Stated goal. From the entries below, count the lines with "Parthenay". Write only the count.

-- Start --

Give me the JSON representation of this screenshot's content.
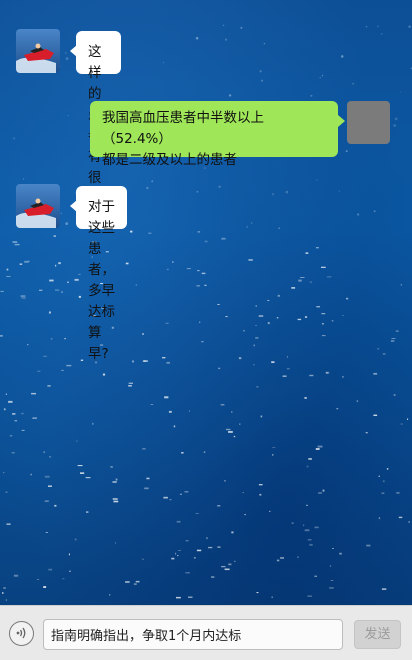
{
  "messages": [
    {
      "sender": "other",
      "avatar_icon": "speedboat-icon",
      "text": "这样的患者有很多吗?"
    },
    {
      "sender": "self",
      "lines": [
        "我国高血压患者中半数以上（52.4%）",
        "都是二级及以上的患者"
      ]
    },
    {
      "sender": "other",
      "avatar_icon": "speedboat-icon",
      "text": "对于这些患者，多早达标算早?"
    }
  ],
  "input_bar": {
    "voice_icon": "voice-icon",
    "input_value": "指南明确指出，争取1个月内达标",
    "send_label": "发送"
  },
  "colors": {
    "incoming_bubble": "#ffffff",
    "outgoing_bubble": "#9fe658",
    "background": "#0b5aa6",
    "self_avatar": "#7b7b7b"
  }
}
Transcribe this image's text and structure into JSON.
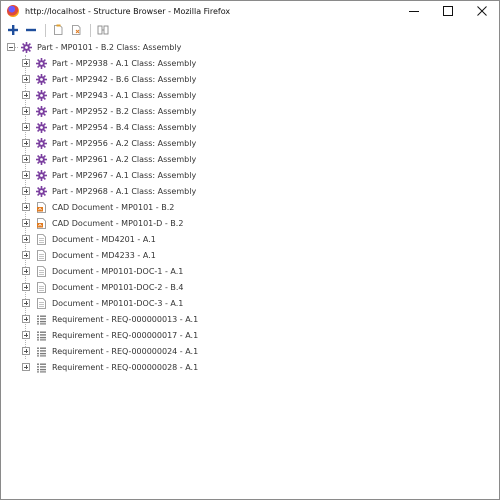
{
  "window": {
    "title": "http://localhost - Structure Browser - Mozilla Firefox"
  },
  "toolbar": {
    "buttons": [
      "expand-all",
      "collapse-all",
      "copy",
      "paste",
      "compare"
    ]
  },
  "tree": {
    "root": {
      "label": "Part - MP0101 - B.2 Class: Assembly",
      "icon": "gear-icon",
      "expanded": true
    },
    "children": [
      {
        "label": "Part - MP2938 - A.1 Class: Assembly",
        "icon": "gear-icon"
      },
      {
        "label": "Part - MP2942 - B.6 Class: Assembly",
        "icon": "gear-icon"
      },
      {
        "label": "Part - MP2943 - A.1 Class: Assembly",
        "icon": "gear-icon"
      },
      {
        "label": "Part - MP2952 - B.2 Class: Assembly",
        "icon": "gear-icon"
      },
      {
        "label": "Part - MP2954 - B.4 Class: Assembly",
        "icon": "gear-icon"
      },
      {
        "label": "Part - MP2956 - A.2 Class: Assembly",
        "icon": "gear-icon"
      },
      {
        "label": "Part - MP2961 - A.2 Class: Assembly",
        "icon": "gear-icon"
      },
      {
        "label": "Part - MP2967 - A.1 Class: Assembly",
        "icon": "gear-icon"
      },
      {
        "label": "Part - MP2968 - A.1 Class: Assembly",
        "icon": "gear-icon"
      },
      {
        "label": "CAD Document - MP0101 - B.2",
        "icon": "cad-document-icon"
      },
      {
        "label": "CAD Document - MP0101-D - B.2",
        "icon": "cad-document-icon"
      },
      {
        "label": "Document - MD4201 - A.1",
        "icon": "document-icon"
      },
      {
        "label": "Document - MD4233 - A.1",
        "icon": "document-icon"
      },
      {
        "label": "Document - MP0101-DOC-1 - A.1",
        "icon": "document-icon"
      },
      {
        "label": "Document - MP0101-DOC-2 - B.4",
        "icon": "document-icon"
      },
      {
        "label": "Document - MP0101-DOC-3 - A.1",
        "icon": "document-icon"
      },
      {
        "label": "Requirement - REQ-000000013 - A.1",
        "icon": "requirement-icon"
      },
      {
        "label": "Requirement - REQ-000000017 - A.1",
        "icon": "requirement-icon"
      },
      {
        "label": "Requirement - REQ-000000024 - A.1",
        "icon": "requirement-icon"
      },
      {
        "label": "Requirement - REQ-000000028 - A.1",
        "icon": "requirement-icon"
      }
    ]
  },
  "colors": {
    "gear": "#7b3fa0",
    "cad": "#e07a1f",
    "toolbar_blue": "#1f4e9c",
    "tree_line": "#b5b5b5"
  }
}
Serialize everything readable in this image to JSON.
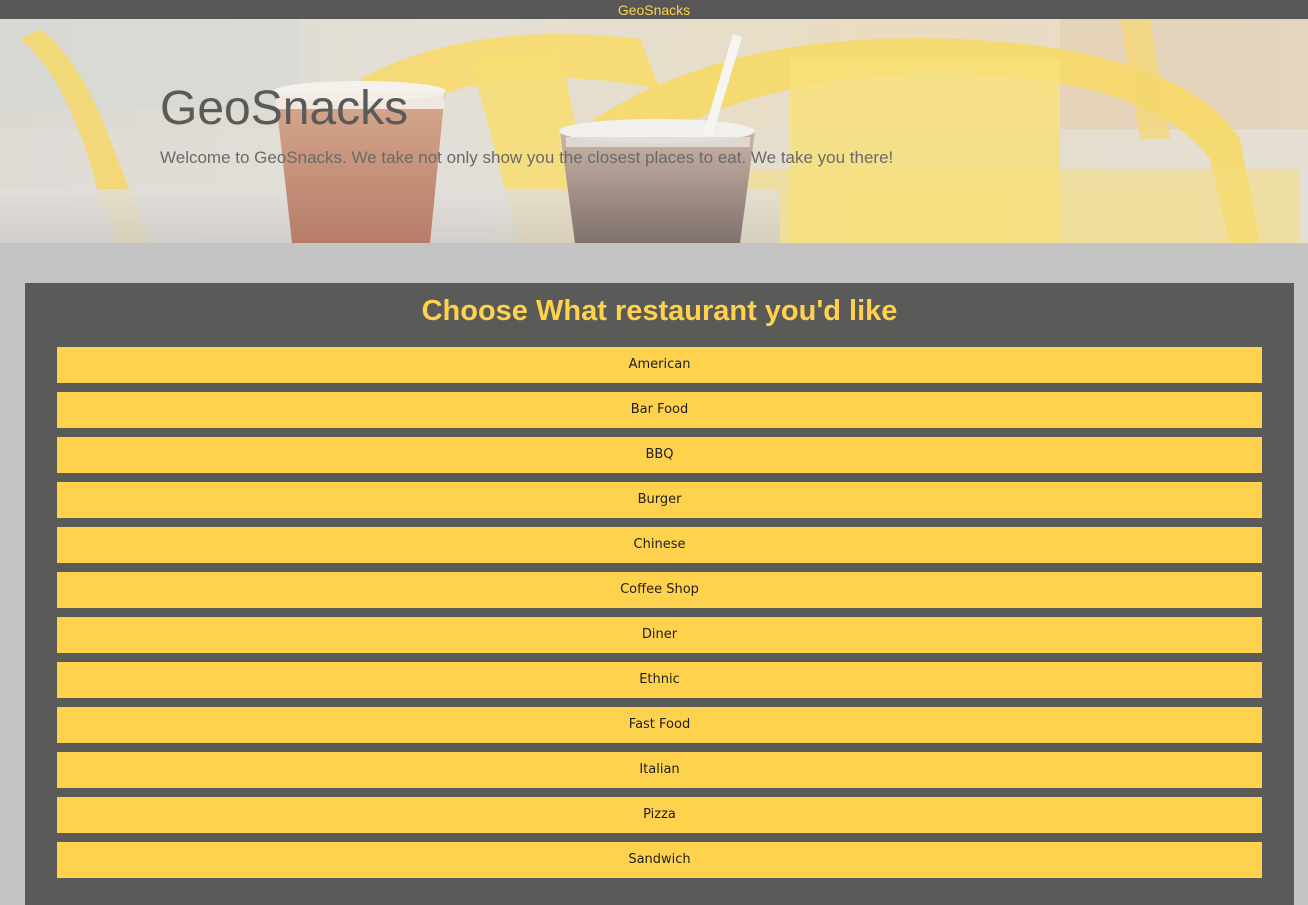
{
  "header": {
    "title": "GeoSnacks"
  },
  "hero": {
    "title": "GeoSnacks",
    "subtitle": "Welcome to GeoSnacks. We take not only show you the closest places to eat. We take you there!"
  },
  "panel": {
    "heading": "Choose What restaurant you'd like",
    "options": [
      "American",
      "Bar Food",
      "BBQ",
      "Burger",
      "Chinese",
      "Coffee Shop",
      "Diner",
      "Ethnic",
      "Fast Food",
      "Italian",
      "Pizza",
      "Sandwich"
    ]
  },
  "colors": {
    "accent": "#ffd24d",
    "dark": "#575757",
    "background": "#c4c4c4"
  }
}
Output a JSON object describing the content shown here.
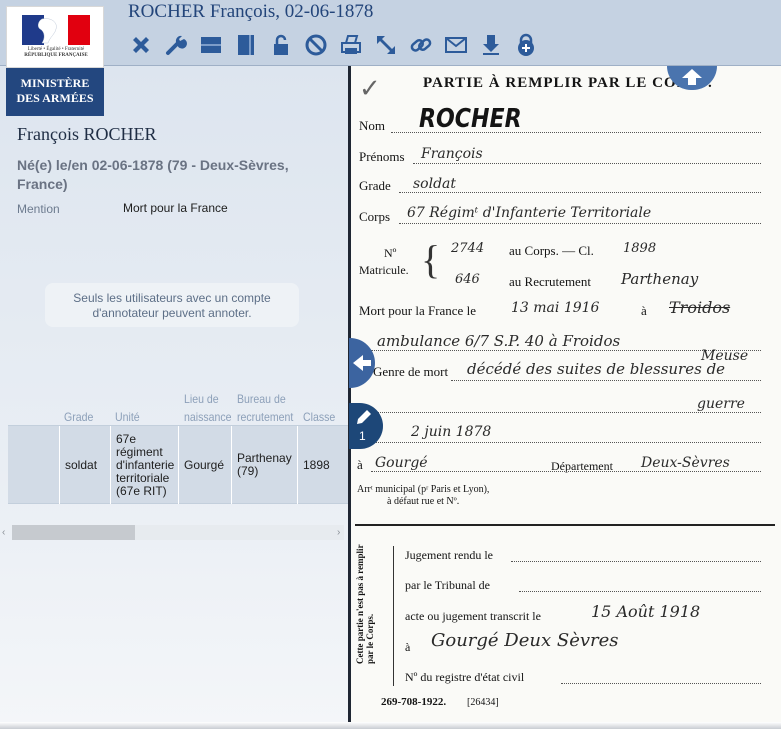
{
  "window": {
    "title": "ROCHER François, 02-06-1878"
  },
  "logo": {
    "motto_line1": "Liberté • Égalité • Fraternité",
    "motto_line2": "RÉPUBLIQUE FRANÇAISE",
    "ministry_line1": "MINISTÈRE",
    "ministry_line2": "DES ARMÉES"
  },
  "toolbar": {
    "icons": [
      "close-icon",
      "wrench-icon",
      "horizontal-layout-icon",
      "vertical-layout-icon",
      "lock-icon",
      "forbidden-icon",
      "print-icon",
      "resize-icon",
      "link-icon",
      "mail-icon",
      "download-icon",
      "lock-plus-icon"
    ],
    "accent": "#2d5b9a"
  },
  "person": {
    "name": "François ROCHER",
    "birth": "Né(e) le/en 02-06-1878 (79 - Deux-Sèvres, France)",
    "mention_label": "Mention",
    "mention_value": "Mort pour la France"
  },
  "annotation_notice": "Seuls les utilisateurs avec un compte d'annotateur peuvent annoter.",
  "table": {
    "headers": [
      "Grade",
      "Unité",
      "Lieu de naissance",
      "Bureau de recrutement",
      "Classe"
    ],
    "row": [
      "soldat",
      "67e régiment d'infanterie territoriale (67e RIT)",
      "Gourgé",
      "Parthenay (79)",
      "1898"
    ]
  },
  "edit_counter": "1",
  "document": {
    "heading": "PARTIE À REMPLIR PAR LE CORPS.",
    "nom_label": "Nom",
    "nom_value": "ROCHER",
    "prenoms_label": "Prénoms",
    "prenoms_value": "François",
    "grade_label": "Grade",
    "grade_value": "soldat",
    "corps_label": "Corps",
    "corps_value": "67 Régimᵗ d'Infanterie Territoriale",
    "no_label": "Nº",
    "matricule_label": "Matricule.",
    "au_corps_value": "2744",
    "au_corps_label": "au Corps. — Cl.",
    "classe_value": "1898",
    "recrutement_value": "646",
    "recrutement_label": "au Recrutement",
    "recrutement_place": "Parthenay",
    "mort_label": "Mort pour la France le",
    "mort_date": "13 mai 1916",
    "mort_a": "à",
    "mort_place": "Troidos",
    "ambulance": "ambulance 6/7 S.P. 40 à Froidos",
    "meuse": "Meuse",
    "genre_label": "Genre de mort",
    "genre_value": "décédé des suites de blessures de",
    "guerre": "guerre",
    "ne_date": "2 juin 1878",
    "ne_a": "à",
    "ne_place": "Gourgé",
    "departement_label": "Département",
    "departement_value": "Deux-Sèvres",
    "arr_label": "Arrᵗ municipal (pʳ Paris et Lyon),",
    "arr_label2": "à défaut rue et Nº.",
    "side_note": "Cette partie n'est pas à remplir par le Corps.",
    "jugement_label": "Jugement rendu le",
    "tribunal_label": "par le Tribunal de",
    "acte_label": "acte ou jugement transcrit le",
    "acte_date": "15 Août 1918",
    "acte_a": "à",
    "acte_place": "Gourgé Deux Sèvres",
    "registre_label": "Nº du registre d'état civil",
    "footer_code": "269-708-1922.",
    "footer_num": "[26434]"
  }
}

-- End --

Correct response. 2